▶ EXERCISE: Each entry below must be written out exactly, with pictures left out.

▶ DATASET EXCERPTS:
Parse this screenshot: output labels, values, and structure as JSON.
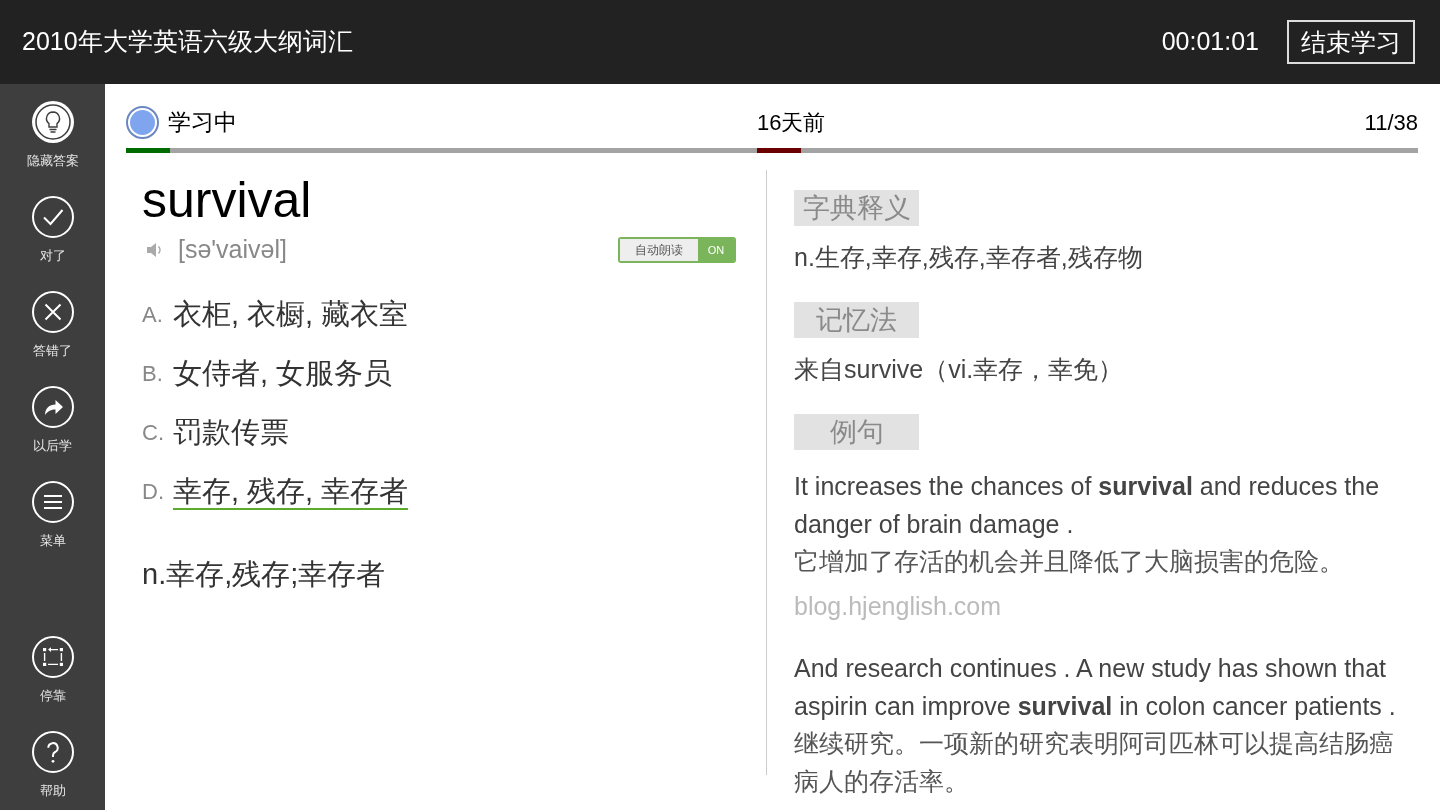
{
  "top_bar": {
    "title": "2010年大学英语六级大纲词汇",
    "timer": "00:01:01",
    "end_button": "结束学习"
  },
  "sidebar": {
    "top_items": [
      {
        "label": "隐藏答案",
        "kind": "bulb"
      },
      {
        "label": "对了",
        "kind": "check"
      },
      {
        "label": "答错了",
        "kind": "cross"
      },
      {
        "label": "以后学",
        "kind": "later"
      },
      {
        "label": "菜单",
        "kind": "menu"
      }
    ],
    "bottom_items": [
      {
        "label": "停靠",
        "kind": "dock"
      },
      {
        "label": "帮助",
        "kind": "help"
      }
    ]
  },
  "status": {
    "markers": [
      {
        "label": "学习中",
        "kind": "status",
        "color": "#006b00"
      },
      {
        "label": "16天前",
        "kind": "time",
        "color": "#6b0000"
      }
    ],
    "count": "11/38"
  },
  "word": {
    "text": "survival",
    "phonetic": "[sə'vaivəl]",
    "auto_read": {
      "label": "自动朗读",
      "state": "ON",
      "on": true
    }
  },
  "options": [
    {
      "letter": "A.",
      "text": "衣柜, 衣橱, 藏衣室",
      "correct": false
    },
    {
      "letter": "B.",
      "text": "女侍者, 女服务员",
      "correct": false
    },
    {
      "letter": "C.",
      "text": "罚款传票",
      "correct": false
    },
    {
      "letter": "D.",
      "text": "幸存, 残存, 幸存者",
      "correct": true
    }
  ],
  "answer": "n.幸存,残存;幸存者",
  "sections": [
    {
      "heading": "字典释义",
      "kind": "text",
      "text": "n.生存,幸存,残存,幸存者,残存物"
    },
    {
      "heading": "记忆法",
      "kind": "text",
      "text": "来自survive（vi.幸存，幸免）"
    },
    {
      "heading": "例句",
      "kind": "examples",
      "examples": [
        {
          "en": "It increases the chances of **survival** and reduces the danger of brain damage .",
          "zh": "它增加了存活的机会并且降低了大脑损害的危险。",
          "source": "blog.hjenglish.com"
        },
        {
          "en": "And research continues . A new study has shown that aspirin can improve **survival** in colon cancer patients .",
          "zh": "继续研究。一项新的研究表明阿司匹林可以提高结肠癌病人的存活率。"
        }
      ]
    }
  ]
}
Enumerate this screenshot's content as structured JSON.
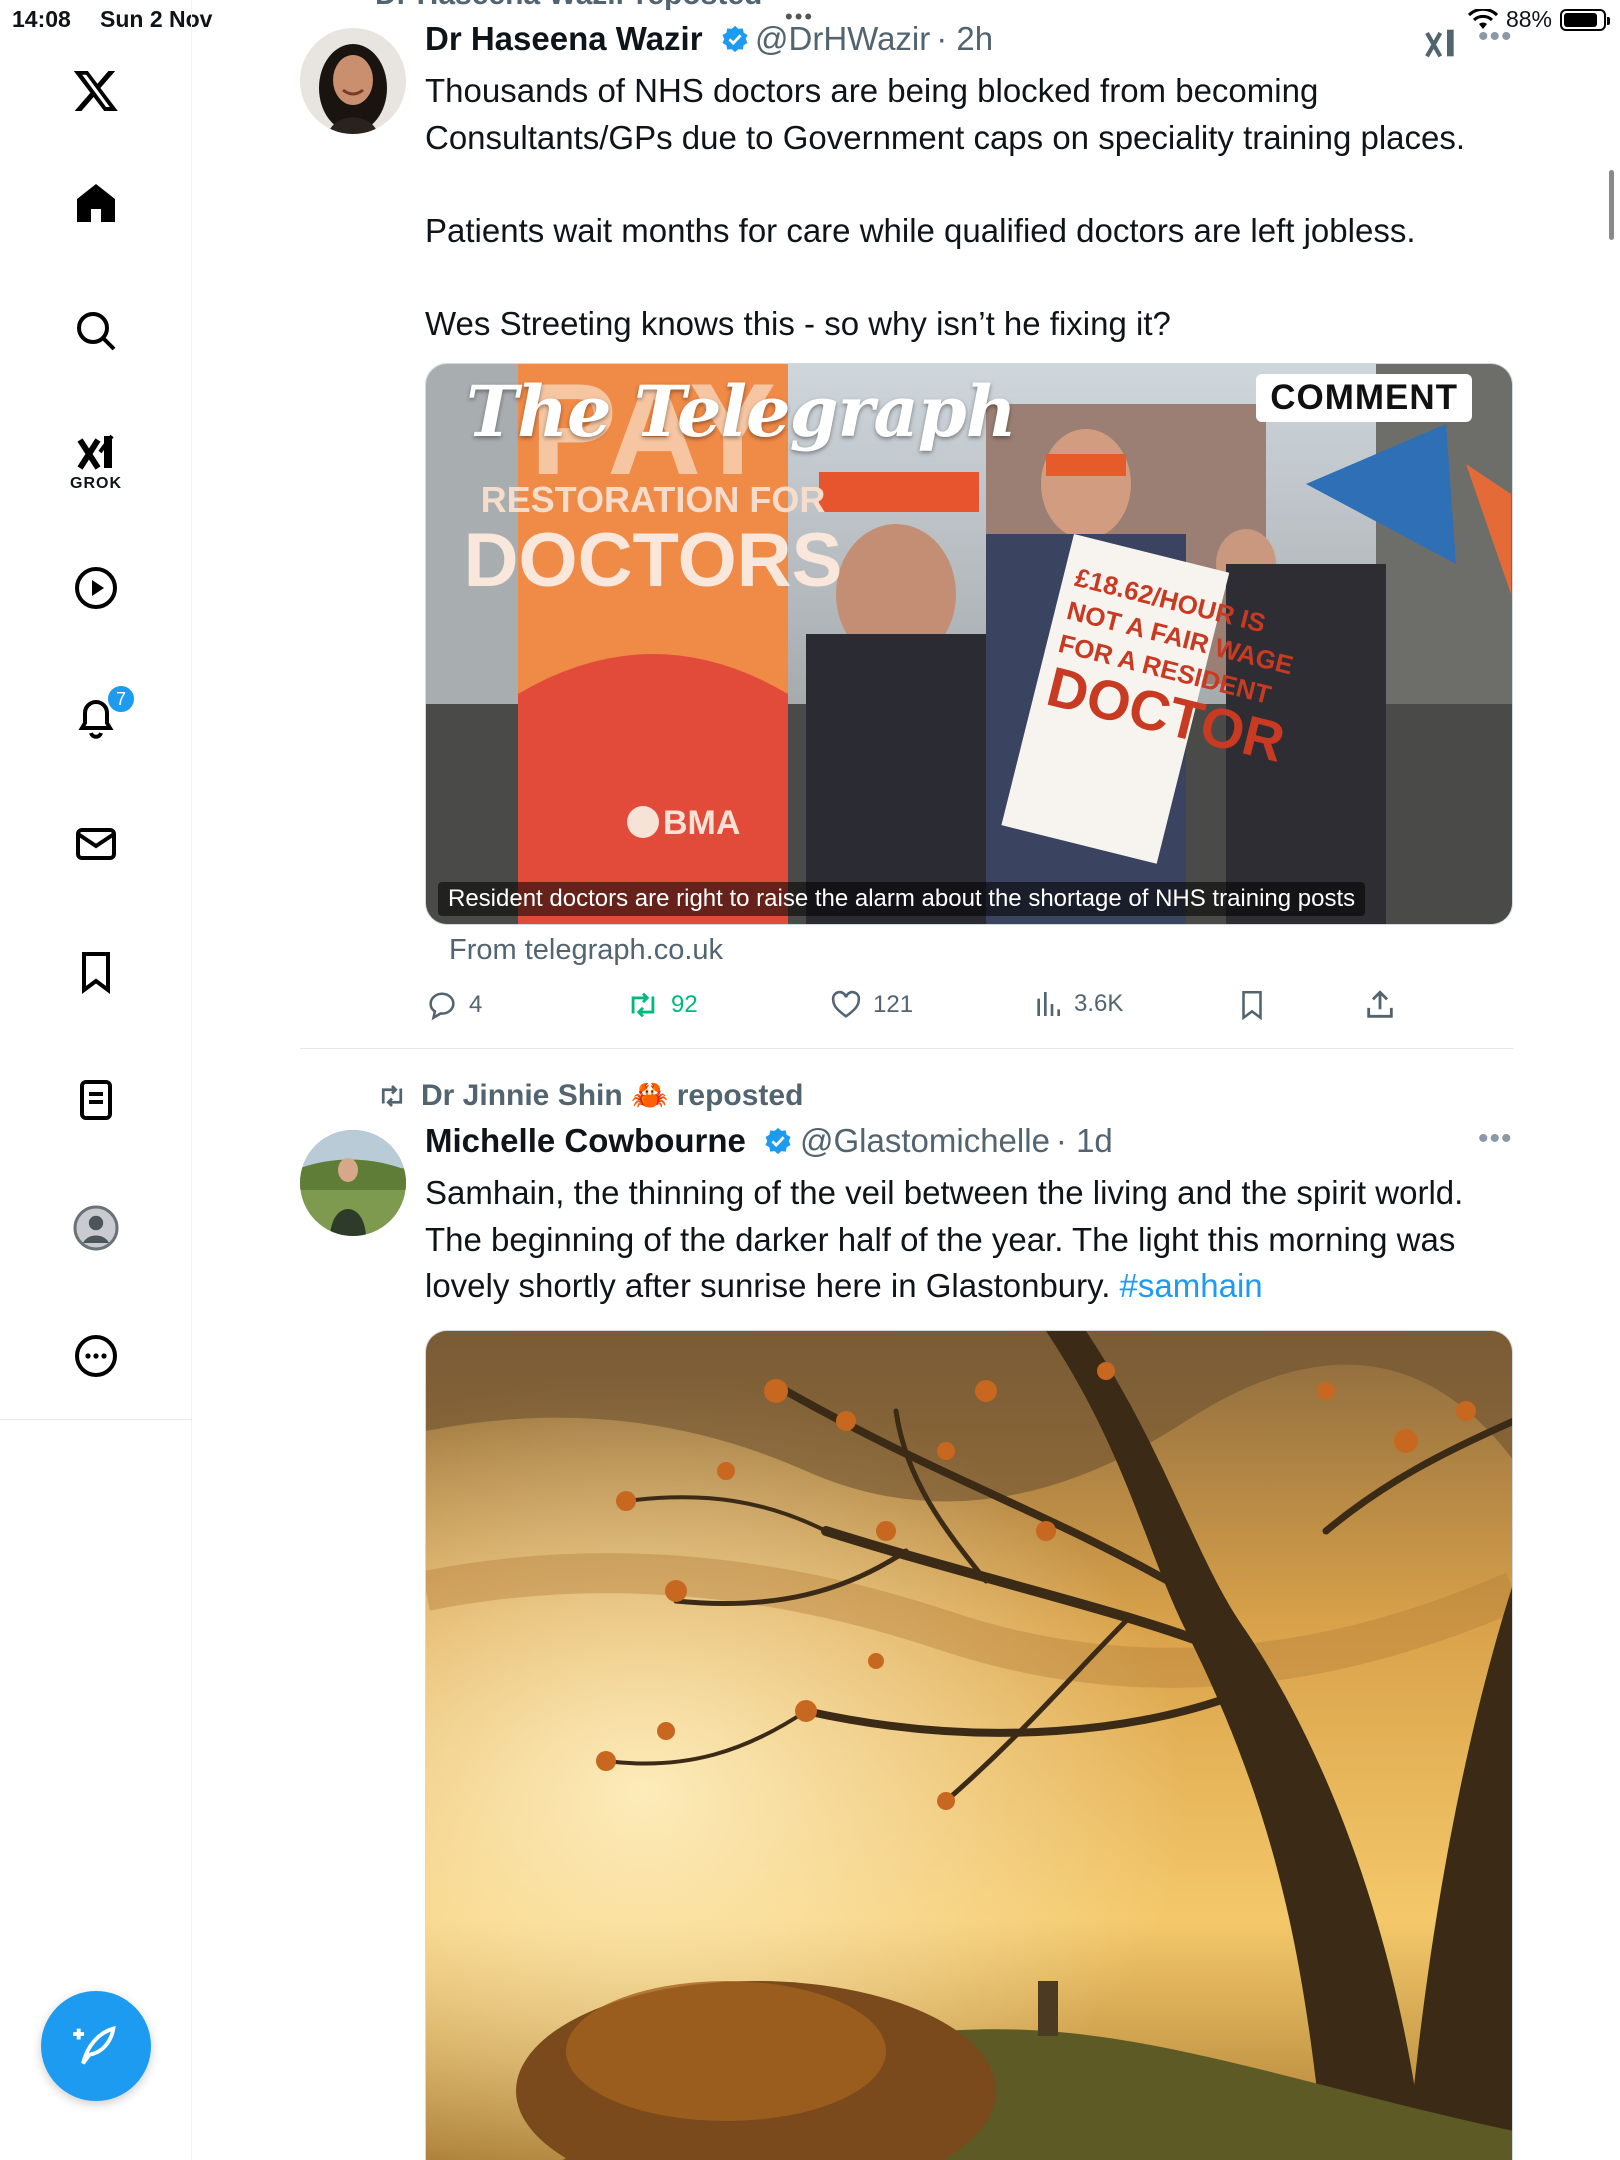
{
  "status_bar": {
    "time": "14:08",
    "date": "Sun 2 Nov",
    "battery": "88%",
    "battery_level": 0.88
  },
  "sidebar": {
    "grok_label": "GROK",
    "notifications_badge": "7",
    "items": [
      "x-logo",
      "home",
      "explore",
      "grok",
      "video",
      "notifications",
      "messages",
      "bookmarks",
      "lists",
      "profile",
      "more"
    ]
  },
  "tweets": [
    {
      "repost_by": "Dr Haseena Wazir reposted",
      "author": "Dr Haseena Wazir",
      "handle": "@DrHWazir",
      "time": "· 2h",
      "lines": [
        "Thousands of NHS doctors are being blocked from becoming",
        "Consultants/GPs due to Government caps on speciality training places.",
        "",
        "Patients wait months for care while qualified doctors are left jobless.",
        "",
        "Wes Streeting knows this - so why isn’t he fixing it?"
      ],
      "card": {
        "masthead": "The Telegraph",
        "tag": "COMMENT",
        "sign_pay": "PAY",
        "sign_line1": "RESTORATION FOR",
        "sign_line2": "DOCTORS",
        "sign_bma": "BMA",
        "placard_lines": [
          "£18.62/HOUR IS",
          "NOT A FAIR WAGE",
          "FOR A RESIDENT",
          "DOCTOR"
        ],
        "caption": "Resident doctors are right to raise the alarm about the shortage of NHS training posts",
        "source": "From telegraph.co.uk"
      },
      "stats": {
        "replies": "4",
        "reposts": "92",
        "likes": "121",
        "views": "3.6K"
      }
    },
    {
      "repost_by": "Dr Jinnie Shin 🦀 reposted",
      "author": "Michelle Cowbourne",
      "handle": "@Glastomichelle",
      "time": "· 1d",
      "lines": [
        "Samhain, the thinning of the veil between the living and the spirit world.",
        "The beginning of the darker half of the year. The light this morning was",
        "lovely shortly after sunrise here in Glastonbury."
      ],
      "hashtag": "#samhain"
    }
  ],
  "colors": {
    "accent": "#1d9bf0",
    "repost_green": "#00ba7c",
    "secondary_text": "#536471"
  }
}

▶ RESPONSE TO THIS EXERCISE:
Parse this screenshot: output labels, values, and structure as JSON.
{
  "top_bar": {
    "title": "2010年大学英语六级大纲词汇",
    "timer": "00:01:01",
    "end_button": "结束学习"
  },
  "sidebar": {
    "top_items": [
      {
        "label": "隐藏答案",
        "kind": "bulb"
      },
      {
        "label": "对了",
        "kind": "check"
      },
      {
        "label": "答错了",
        "kind": "cross"
      },
      {
        "label": "以后学",
        "kind": "later"
      },
      {
        "label": "菜单",
        "kind": "menu"
      }
    ],
    "bottom_items": [
      {
        "label": "停靠",
        "kind": "dock"
      },
      {
        "label": "帮助",
        "kind": "help"
      }
    ]
  },
  "status": {
    "markers": [
      {
        "label": "学习中",
        "kind": "status",
        "color": "#006b00"
      },
      {
        "label": "16天前",
        "kind": "time",
        "color": "#6b0000"
      }
    ],
    "count": "11/38"
  },
  "word": {
    "text": "survival",
    "phonetic": "[sə'vaivəl]",
    "auto_read": {
      "label": "自动朗读",
      "state": "ON",
      "on": true
    }
  },
  "options": [
    {
      "letter": "A.",
      "text": "衣柜, 衣橱, 藏衣室",
      "correct": false
    },
    {
      "letter": "B.",
      "text": "女侍者, 女服务员",
      "correct": false
    },
    {
      "letter": "C.",
      "text": "罚款传票",
      "correct": false
    },
    {
      "letter": "D.",
      "text": "幸存, 残存, 幸存者",
      "correct": true
    }
  ],
  "answer": "n.幸存,残存;幸存者",
  "sections": [
    {
      "heading": "字典释义",
      "kind": "text",
      "text": "n.生存,幸存,残存,幸存者,残存物"
    },
    {
      "heading": "记忆法",
      "kind": "text",
      "text": "来自survive（vi.幸存，幸免）"
    },
    {
      "heading": "例句",
      "kind": "examples",
      "examples": [
        {
          "en": "It increases the chances of **survival** and reduces the danger of brain damage .",
          "zh": "它增加了存活的机会并且降低了大脑损害的危险。",
          "source": "blog.hjenglish.com"
        },
        {
          "en": "And research continues . A new study has shown that aspirin can improve **survival** in colon cancer patients .",
          "zh": "继续研究。一项新的研究表明阿司匹林可以提高结肠癌病人的存活率。"
        }
      ]
    }
  ]
}
Enumerate this screenshot's content as structured JSON.
{
  "status_bar": {
    "time": "14:08",
    "date": "Sun 2 Nov",
    "battery": "88%",
    "battery_level": 0.88
  },
  "sidebar": {
    "grok_label": "GROK",
    "notifications_badge": "7",
    "items": [
      "x-logo",
      "home",
      "explore",
      "grok",
      "video",
      "notifications",
      "messages",
      "bookmarks",
      "lists",
      "profile",
      "more"
    ]
  },
  "tweets": [
    {
      "repost_by": "Dr Haseena Wazir reposted",
      "author": "Dr Haseena Wazir",
      "handle": "@DrHWazir",
      "time": "· 2h",
      "lines": [
        "Thousands of NHS doctors are being blocked from becoming",
        "Consultants/GPs due to Government caps on speciality training places.",
        "",
        "Patients wait months for care while qualified doctors are left jobless.",
        "",
        "Wes Streeting knows this - so why isn’t he fixing it?"
      ],
      "card": {
        "masthead": "The Telegraph",
        "tag": "COMMENT",
        "sign_pay": "PAY",
        "sign_line1": "RESTORATION FOR",
        "sign_line2": "DOCTORS",
        "sign_bma": "BMA",
        "placard_lines": [
          "£18.62/HOUR IS",
          "NOT A FAIR WAGE",
          "FOR A RESIDENT",
          "DOCTOR"
        ],
        "caption": "Resident doctors are right to raise the alarm about the shortage of NHS training posts",
        "source": "From telegraph.co.uk"
      },
      "stats": {
        "replies": "4",
        "reposts": "92",
        "likes": "121",
        "views": "3.6K"
      }
    },
    {
      "repost_by": "Dr Jinnie Shin 🦀 reposted",
      "author": "Michelle Cowbourne",
      "handle": "@Glastomichelle",
      "time": "· 1d",
      "lines": [
        "Samhain, the thinning of the veil between the living and the spirit world.",
        "The beginning of the darker half of the year. The light this morning was",
        "lovely shortly after sunrise here in Glastonbury."
      ],
      "hashtag": "#samhain"
    }
  ],
  "colors": {
    "accent": "#1d9bf0",
    "repost_green": "#00ba7c",
    "secondary_text": "#536471"
  }
}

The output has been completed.